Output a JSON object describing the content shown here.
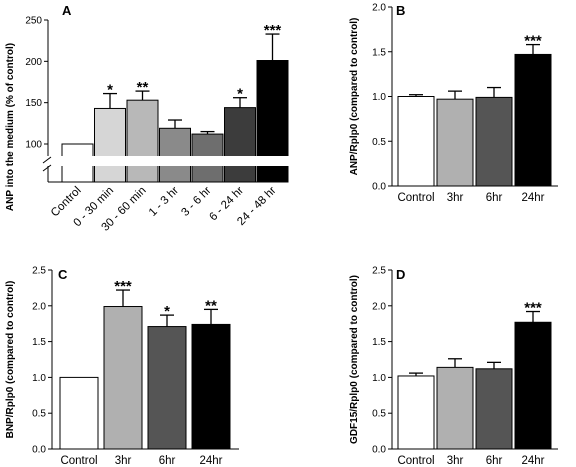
{
  "chart_data": [
    {
      "type": "bar",
      "panel": "A",
      "ylabel": "ANP into the medium (% of control)",
      "categories": [
        "Control",
        "0 - 30 min",
        "30 - 60 min",
        "1 - 3 hr",
        "3 - 6 hr",
        "6 - 24 hr",
        "24 - 48 hr"
      ],
      "values": [
        100,
        143,
        153,
        119,
        112,
        144,
        201
      ],
      "errors": [
        0,
        18,
        11,
        10,
        3,
        12,
        32
      ],
      "significance": [
        "",
        "*",
        "**",
        "",
        "",
        "*",
        "***"
      ],
      "colors": [
        "#ffffff",
        "#d6d6d6",
        "#b8b8b8",
        "#8a8a8a",
        "#6e6e6e",
        "#3c3c3c",
        "#000000"
      ],
      "ylim": [
        100,
        250
      ],
      "yticks": [
        "100",
        "150",
        "200",
        "250"
      ],
      "axis_break": true
    },
    {
      "type": "bar",
      "panel": "B",
      "ylabel": "ANP/Rplp0 (compared to control)",
      "categories": [
        "Control",
        "3hr",
        "6hr",
        "24hr"
      ],
      "values": [
        1.0,
        0.97,
        0.99,
        1.47
      ],
      "errors": [
        0.02,
        0.09,
        0.11,
        0.11
      ],
      "significance": [
        "",
        "",
        "",
        "***"
      ],
      "colors": [
        "#ffffff",
        "#b0b0b0",
        "#555555",
        "#000000"
      ],
      "ylim": [
        0,
        2.0
      ],
      "yticks": [
        "0.0",
        "0.5",
        "1.0",
        "1.5",
        "2.0"
      ]
    },
    {
      "type": "bar",
      "panel": "C",
      "ylabel": "BNP/Rplp0 (compared to control)",
      "categories": [
        "Control",
        "3hr",
        "6hr",
        "24hr"
      ],
      "values": [
        1.0,
        1.99,
        1.71,
        1.74
      ],
      "errors": [
        0,
        0.23,
        0.16,
        0.21
      ],
      "significance": [
        "",
        "***",
        "*",
        "**"
      ],
      "colors": [
        "#ffffff",
        "#b0b0b0",
        "#555555",
        "#000000"
      ],
      "ylim": [
        0,
        2.5
      ],
      "yticks": [
        "0.0",
        "0.5",
        "1.0",
        "1.5",
        "2.0",
        "2.5"
      ]
    },
    {
      "type": "bar",
      "panel": "D",
      "ylabel": "GDF15/Rplp0 (compared to control)",
      "categories": [
        "Control",
        "3hr",
        "6hr",
        "24hr"
      ],
      "values": [
        1.02,
        1.14,
        1.12,
        1.77
      ],
      "errors": [
        0.04,
        0.12,
        0.09,
        0.15
      ],
      "significance": [
        "",
        "",
        "",
        "***"
      ],
      "colors": [
        "#ffffff",
        "#b0b0b0",
        "#555555",
        "#000000"
      ],
      "ylim": [
        0,
        2.5
      ],
      "yticks": [
        "0.0",
        "0.5",
        "1.0",
        "1.5",
        "2.0",
        "2.5"
      ]
    }
  ]
}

## Objective:
All of the records need repeating exactly, except for the pictures.

## Task result:
Output a JSON object describing the content shown here.
{
  "chart_data": [
    {
      "type": "bar",
      "panel": "A",
      "ylabel": "ANP into the medium (% of control)",
      "categories": [
        "Control",
        "0 - 30 min",
        "30 - 60 min",
        "1 - 3 hr",
        "3 - 6 hr",
        "6 - 24 hr",
        "24 - 48 hr"
      ],
      "values": [
        100,
        143,
        153,
        119,
        112,
        144,
        201
      ],
      "errors": [
        0,
        18,
        11,
        10,
        3,
        12,
        32
      ],
      "significance": [
        "",
        "*",
        "**",
        "",
        "",
        "*",
        "***"
      ],
      "colors": [
        "#ffffff",
        "#d6d6d6",
        "#b8b8b8",
        "#8a8a8a",
        "#6e6e6e",
        "#3c3c3c",
        "#000000"
      ],
      "ylim": [
        100,
        250
      ],
      "yticks": [
        "100",
        "150",
        "200",
        "250"
      ],
      "axis_break": true
    },
    {
      "type": "bar",
      "panel": "B",
      "ylabel": "ANP/Rplp0 (compared to control)",
      "categories": [
        "Control",
        "3hr",
        "6hr",
        "24hr"
      ],
      "values": [
        1.0,
        0.97,
        0.99,
        1.47
      ],
      "errors": [
        0.02,
        0.09,
        0.11,
        0.11
      ],
      "significance": [
        "",
        "",
        "",
        "***"
      ],
      "colors": [
        "#ffffff",
        "#b0b0b0",
        "#555555",
        "#000000"
      ],
      "ylim": [
        0,
        2.0
      ],
      "yticks": [
        "0.0",
        "0.5",
        "1.0",
        "1.5",
        "2.0"
      ]
    },
    {
      "type": "bar",
      "panel": "C",
      "ylabel": "BNP/Rplp0 (compared to control)",
      "categories": [
        "Control",
        "3hr",
        "6hr",
        "24hr"
      ],
      "values": [
        1.0,
        1.99,
        1.71,
        1.74
      ],
      "errors": [
        0,
        0.23,
        0.16,
        0.21
      ],
      "significance": [
        "",
        "***",
        "*",
        "**"
      ],
      "colors": [
        "#ffffff",
        "#b0b0b0",
        "#555555",
        "#000000"
      ],
      "ylim": [
        0,
        2.5
      ],
      "yticks": [
        "0.0",
        "0.5",
        "1.0",
        "1.5",
        "2.0",
        "2.5"
      ]
    },
    {
      "type": "bar",
      "panel": "D",
      "ylabel": "GDF15/Rplp0 (compared to control)",
      "categories": [
        "Control",
        "3hr",
        "6hr",
        "24hr"
      ],
      "values": [
        1.02,
        1.14,
        1.12,
        1.77
      ],
      "errors": [
        0.04,
        0.12,
        0.09,
        0.15
      ],
      "significance": [
        "",
        "",
        "",
        "***"
      ],
      "colors": [
        "#ffffff",
        "#b0b0b0",
        "#555555",
        "#000000"
      ],
      "ylim": [
        0,
        2.5
      ],
      "yticks": [
        "0.0",
        "0.5",
        "1.0",
        "1.5",
        "2.0",
        "2.5"
      ]
    }
  ]
}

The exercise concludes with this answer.